▶ **What you will do**: Read the listing and extract each line that includes the word "sorted".

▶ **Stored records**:
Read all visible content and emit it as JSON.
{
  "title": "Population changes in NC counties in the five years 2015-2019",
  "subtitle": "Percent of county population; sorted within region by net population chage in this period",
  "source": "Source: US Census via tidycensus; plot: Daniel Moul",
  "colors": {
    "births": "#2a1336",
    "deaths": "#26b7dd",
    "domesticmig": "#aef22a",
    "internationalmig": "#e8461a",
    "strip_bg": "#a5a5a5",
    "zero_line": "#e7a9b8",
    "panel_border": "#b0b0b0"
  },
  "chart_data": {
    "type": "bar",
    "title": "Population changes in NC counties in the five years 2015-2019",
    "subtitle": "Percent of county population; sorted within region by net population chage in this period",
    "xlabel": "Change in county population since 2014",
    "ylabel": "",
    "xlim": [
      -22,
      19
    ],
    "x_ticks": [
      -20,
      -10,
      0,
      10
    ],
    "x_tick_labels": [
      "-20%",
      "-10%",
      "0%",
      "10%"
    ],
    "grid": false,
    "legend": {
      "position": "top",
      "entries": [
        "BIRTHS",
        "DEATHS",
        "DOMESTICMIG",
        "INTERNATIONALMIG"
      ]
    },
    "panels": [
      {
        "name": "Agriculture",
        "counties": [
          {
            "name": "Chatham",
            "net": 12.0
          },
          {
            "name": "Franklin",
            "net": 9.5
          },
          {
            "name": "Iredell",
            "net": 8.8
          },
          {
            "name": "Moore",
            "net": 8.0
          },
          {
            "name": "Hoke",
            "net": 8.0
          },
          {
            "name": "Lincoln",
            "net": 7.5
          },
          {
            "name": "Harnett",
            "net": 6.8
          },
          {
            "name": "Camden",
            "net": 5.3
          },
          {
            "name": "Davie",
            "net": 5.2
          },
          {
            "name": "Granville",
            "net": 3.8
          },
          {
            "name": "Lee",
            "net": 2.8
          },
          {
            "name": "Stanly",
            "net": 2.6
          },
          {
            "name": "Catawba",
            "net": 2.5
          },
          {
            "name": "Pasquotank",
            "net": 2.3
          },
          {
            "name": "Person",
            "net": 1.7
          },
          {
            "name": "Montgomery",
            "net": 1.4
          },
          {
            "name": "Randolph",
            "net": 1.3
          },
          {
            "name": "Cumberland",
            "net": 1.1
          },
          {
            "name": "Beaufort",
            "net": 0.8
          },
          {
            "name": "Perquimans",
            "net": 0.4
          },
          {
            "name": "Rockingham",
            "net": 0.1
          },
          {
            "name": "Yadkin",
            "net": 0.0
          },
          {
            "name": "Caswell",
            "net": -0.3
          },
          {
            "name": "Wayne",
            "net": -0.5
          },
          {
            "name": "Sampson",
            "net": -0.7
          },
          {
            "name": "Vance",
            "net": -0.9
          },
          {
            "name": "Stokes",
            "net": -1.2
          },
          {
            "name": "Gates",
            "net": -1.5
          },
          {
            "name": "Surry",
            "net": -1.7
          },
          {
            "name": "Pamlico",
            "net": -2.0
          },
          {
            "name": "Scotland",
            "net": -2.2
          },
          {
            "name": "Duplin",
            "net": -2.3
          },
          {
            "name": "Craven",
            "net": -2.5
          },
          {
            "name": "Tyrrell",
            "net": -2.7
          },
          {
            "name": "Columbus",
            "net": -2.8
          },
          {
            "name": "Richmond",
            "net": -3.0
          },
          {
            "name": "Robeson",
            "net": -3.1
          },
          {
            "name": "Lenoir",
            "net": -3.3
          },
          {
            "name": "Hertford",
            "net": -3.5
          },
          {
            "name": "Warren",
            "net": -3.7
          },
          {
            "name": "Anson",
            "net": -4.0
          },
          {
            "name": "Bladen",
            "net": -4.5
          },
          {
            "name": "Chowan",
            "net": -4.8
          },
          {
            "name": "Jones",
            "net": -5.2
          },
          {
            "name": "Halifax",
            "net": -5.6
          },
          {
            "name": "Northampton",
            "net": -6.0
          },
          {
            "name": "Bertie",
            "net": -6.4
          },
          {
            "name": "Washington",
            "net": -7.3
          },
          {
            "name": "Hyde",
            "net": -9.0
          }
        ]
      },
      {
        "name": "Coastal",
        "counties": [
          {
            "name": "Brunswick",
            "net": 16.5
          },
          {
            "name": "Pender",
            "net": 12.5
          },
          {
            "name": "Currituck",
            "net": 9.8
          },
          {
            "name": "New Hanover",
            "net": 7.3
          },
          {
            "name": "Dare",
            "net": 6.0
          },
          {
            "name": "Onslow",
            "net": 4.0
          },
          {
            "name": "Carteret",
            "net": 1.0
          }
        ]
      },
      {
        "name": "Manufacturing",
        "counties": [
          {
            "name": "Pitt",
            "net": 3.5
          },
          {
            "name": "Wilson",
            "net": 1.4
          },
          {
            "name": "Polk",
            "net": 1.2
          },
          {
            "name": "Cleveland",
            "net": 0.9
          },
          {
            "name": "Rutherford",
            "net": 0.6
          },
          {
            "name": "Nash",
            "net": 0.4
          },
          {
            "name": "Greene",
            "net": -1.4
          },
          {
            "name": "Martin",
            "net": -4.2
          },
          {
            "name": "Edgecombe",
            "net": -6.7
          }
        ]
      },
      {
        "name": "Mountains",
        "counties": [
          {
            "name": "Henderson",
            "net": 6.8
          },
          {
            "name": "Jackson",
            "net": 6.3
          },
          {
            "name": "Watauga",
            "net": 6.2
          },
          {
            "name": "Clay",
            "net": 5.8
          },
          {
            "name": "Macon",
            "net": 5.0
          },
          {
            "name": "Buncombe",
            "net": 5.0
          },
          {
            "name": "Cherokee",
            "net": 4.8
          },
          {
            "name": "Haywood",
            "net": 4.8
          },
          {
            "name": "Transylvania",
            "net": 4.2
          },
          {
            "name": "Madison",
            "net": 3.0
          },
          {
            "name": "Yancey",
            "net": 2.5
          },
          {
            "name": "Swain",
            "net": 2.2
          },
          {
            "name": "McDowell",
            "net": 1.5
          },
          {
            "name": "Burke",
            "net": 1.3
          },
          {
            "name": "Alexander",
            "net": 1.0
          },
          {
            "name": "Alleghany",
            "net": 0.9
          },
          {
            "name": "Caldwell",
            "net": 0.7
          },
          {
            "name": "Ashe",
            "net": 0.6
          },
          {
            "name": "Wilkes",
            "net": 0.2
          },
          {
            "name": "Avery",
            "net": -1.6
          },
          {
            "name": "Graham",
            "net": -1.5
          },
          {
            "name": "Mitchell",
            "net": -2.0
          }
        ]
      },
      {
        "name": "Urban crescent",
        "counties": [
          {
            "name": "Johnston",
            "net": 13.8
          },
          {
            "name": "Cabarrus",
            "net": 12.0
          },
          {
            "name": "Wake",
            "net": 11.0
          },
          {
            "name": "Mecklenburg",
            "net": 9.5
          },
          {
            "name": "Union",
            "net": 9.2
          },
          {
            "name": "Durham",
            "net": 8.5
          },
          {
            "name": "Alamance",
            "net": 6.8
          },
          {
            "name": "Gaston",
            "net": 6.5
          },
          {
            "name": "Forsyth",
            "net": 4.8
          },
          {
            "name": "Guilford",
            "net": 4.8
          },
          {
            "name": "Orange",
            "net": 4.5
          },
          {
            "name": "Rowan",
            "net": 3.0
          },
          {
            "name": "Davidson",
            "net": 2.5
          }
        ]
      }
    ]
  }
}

▶ **Correct answer**:
  "subtitle": "Percent of county population; sorted within region by net population chage in this period",
    "subtitle": "Percent of county population; sorted within region by net population chage in this period",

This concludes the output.